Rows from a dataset
○ ○ ○ ○ ○

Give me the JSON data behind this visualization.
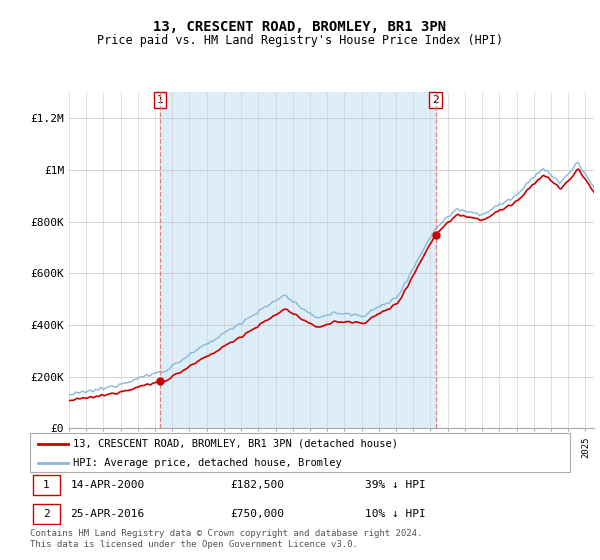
{
  "title": "13, CRESCENT ROAD, BROMLEY, BR1 3PN",
  "subtitle": "Price paid vs. HM Land Registry's House Price Index (HPI)",
  "legend_line1": "13, CRESCENT ROAD, BROMLEY, BR1 3PN (detached house)",
  "legend_line2": "HPI: Average price, detached house, Bromley",
  "annotation1_label": "1",
  "annotation1_date": "14-APR-2000",
  "annotation1_price": 182500,
  "annotation1_hpi": "39% ↓ HPI",
  "annotation2_label": "2",
  "annotation2_date": "25-APR-2016",
  "annotation2_price": 750000,
  "annotation2_hpi": "10% ↓ HPI",
  "footer": "Contains HM Land Registry data © Crown copyright and database right 2024.\nThis data is licensed under the Open Government Licence v3.0.",
  "hpi_color": "#89b8d8",
  "hpi_fill_color": "#ddeef8",
  "price_color": "#cc0000",
  "dashed_color": "#e08080",
  "ylim": [
    0,
    1300000
  ],
  "yticks": [
    0,
    200000,
    400000,
    600000,
    800000,
    1000000,
    1200000
  ],
  "ytick_labels": [
    "£0",
    "£200K",
    "£400K",
    "£600K",
    "£800K",
    "£1M",
    "£1.2M"
  ],
  "sale1_year": 2000.28,
  "sale1_price": 182500,
  "sale2_year": 2016.3,
  "sale2_price": 750000,
  "bg_color": "#f0f4f8"
}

○ ○ ○ ○ ○

THE EXERCISE:
Each record should be quoted exactly, with the images omitted.

REPLY TO THE TASK:
Give me the JSON data behind this visualization.
{
  "title": "13, CRESCENT ROAD, BROMLEY, BR1 3PN",
  "subtitle": "Price paid vs. HM Land Registry's House Price Index (HPI)",
  "legend_line1": "13, CRESCENT ROAD, BROMLEY, BR1 3PN (detached house)",
  "legend_line2": "HPI: Average price, detached house, Bromley",
  "annotation1_label": "1",
  "annotation1_date": "14-APR-2000",
  "annotation1_price": 182500,
  "annotation1_hpi": "39% ↓ HPI",
  "annotation2_label": "2",
  "annotation2_date": "25-APR-2016",
  "annotation2_price": 750000,
  "annotation2_hpi": "10% ↓ HPI",
  "footer": "Contains HM Land Registry data © Crown copyright and database right 2024.\nThis data is licensed under the Open Government Licence v3.0.",
  "hpi_color": "#89b8d8",
  "hpi_fill_color": "#ddeef8",
  "price_color": "#cc0000",
  "dashed_color": "#e08080",
  "ylim": [
    0,
    1300000
  ],
  "yticks": [
    0,
    200000,
    400000,
    600000,
    800000,
    1000000,
    1200000
  ],
  "ytick_labels": [
    "£0",
    "£200K",
    "£400K",
    "£600K",
    "£800K",
    "£1M",
    "£1.2M"
  ],
  "sale1_year": 2000.28,
  "sale1_price": 182500,
  "sale2_year": 2016.3,
  "sale2_price": 750000,
  "bg_color": "#f0f4f8"
}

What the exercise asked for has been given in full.